## start

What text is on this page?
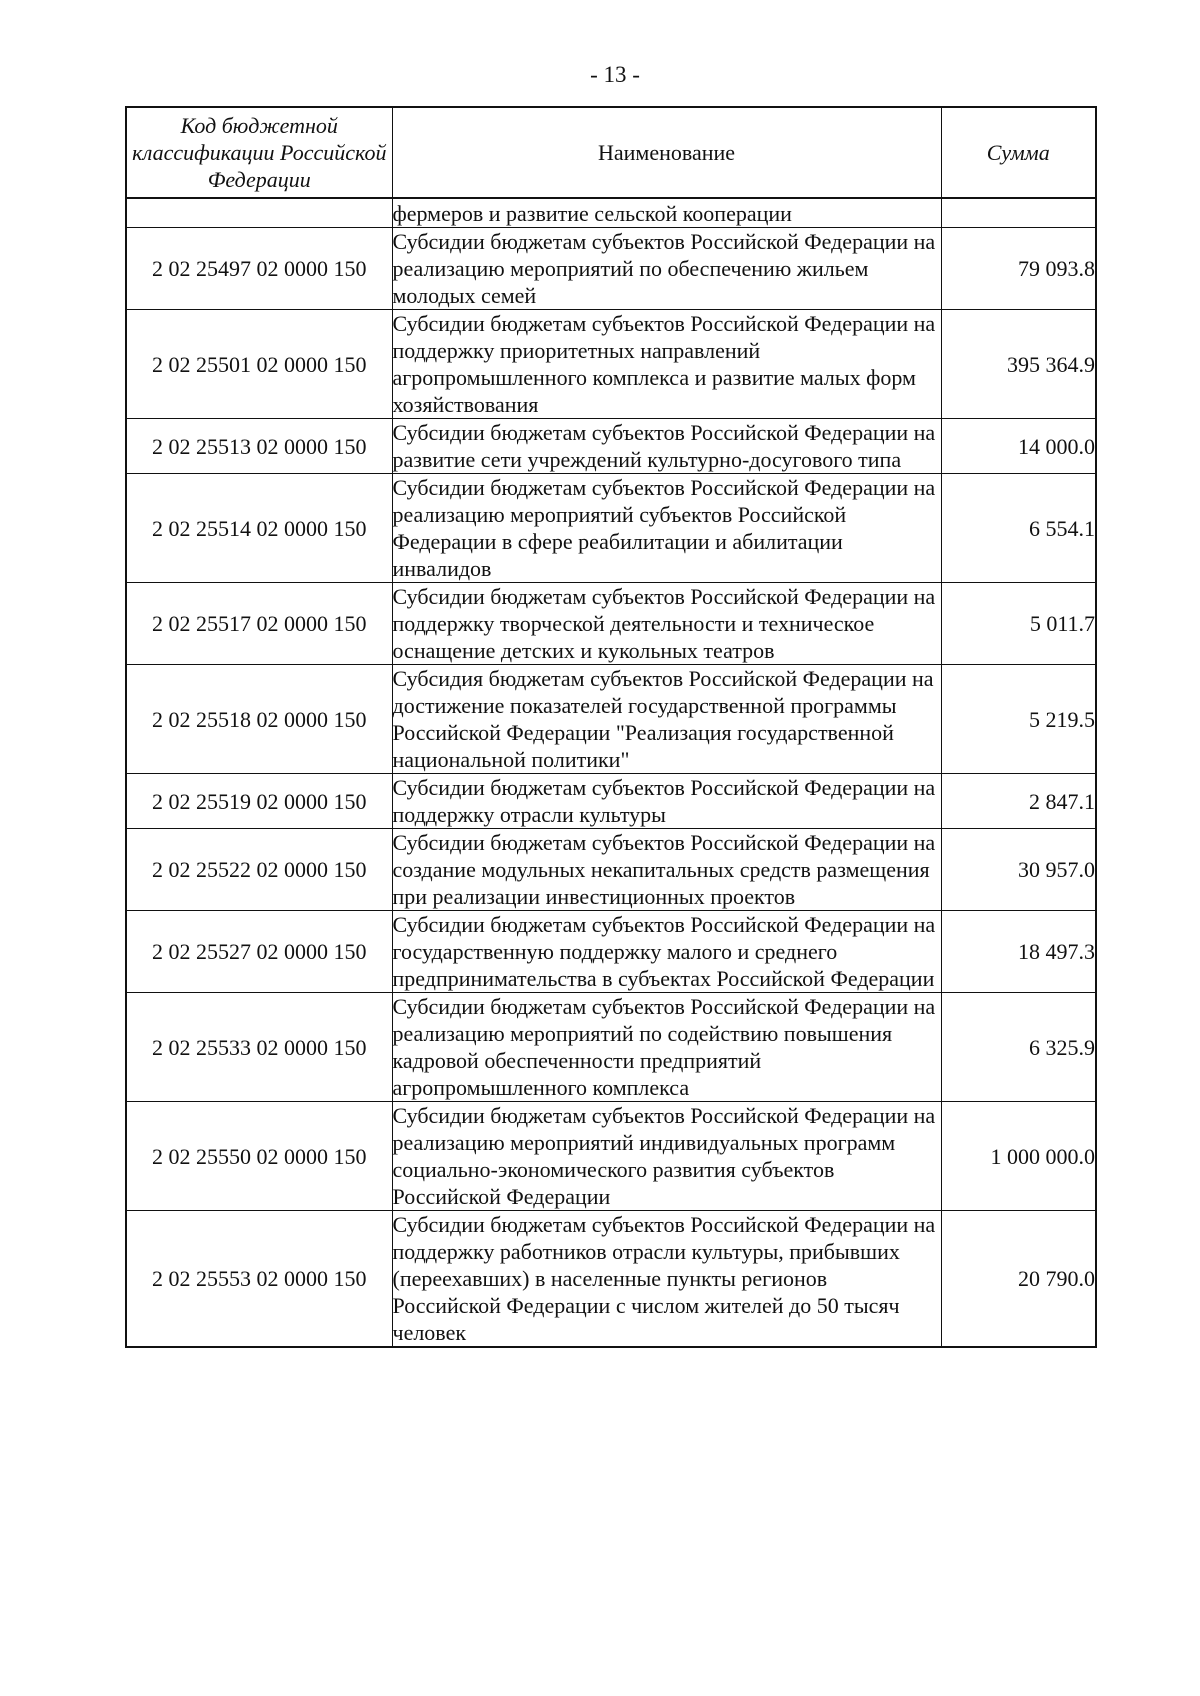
- 13 -
Код бюджетной классификации Российской Федерации	Наименование	Сумма
	фермеров и развитие сельской кооперации	
2 02 25497 02 0000 150	Субсидии бюджетам субъектов Российской Федерации на реализацию мероприятий по обеспечению жильем молодых семей	79 093.8
2 02 25501 02 0000 150	Субсидии бюджетам субъектов Российской Федерации на поддержку приоритетных направлений агропромышленного комплекса и развитие малых форм хозяйствования	395 364.9
2 02 25513 02 0000 150	Субсидии бюджетам субъектов Российской Федерации на развитие сети учреждений культурно-досугового типа	14 000.0
2 02 25514 02 0000 150	Субсидии бюджетам субъектов Российской Федерации на реализацию мероприятий субъектов Российской Федерации в сфере реабилитации и абилитации инвалидов	6 554.1
2 02 25517 02 0000 150	Субсидии бюджетам субъектов Российской Федерации на поддержку творческой деятельности и техническое оснащение детских и кукольных театров	5 011.7
2 02 25518 02 0000 150	Субсидия бюджетам субъектов Российской Федерации на достижение показателей государственной программы Российской Федерации "Реализация государственной национальной политики"	5 219.5
2 02 25519 02 0000 150	Субсидии бюджетам субъектов Российской Федерации на поддержку отрасли культуры	2 847.1
2 02 25522 02 0000 150	Субсидии бюджетам субъектов Российской Федерации на создание модульных некапитальных средств размещения при реализации инвестиционных проектов	30 957.0
2 02 25527 02 0000 150	Субсидии бюджетам субъектов Российской Федерации на государственную поддержку малого и среднего предпринимательства в субъектах Российской Федерации	18 497.3
2 02 25533 02 0000 150	Субсидии бюджетам субъектов Российской Федерации на реализацию мероприятий по содействию повышения кадровой обеспеченности предприятий агропромышленного комплекса	6 325.9
2 02 25550 02 0000 150	Субсидии бюджетам субъектов Российской Федерации на реализацию мероприятий индивидуальных программ социально-экономического развития субъектов Российской Федерации	1 000 000.0
2 02 25553 02 0000 150	Субсидии бюджетам субъектов Российской Федерации на поддержку работников отрасли культуры, прибывших (переехавших) в населенные пункты регионов Российской Федерации с числом жителей до 50 тысяч человек	20 790.0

## end

### Task description
Images in the data above are to be skipped. Retype all other material exactly.

### Exercise solution
What text is on this page?
- 13 -
Код бюджетной классификации Российской Федерации	Наименование	Сумма
	фермеров и развитие сельской кооперации	
2 02 25497 02 0000 150	Субсидии бюджетам субъектов Российской Федерации на реализацию мероприятий по обеспечению жильем молодых семей	79 093.8
2 02 25501 02 0000 150	Субсидии бюджетам субъектов Российской Федерации на поддержку приоритетных направлений агропромышленного комплекса и развитие малых форм хозяйствования	395 364.9
2 02 25513 02 0000 150	Субсидии бюджетам субъектов Российской Федерации на развитие сети учреждений культурно-досугового типа	14 000.0
2 02 25514 02 0000 150	Субсидии бюджетам субъектов Российской Федерации на реализацию мероприятий субъектов Российской Федерации в сфере реабилитации и абилитации инвалидов	6 554.1
2 02 25517 02 0000 150	Субсидии бюджетам субъектов Российской Федерации на поддержку творческой деятельности и техническое оснащение детских и кукольных театров	5 011.7
2 02 25518 02 0000 150	Субсидия бюджетам субъектов Российской Федерации на достижение показателей государственной программы Российской Федерации "Реализация государственной национальной политики"	5 219.5
2 02 25519 02 0000 150	Субсидии бюджетам субъектов Российской Федерации на поддержку отрасли культуры	2 847.1
2 02 25522 02 0000 150	Субсидии бюджетам субъектов Российской Федерации на создание модульных некапитальных средств размещения при реализации инвестиционных проектов	30 957.0
2 02 25527 02 0000 150	Субсидии бюджетам субъектов Российской Федерации на государственную поддержку малого и среднего предпринимательства в субъектах Российской Федерации	18 497.3
2 02 25533 02 0000 150	Субсидии бюджетам субъектов Российской Федерации на реализацию мероприятий по содействию повышения кадровой обеспеченности предприятий агропромышленного комплекса	6 325.9
2 02 25550 02 0000 150	Субсидии бюджетам субъектов Российской Федерации на реализацию мероприятий индивидуальных программ социально-экономического развития субъектов Российской Федерации	1 000 000.0
2 02 25553 02 0000 150	Субсидии бюджетам субъектов Российской Федерации на поддержку работников отрасли культуры, прибывших (переехавших) в населенные пункты регионов Российской Федерации с числом жителей до 50 тысяч человек	20 790.0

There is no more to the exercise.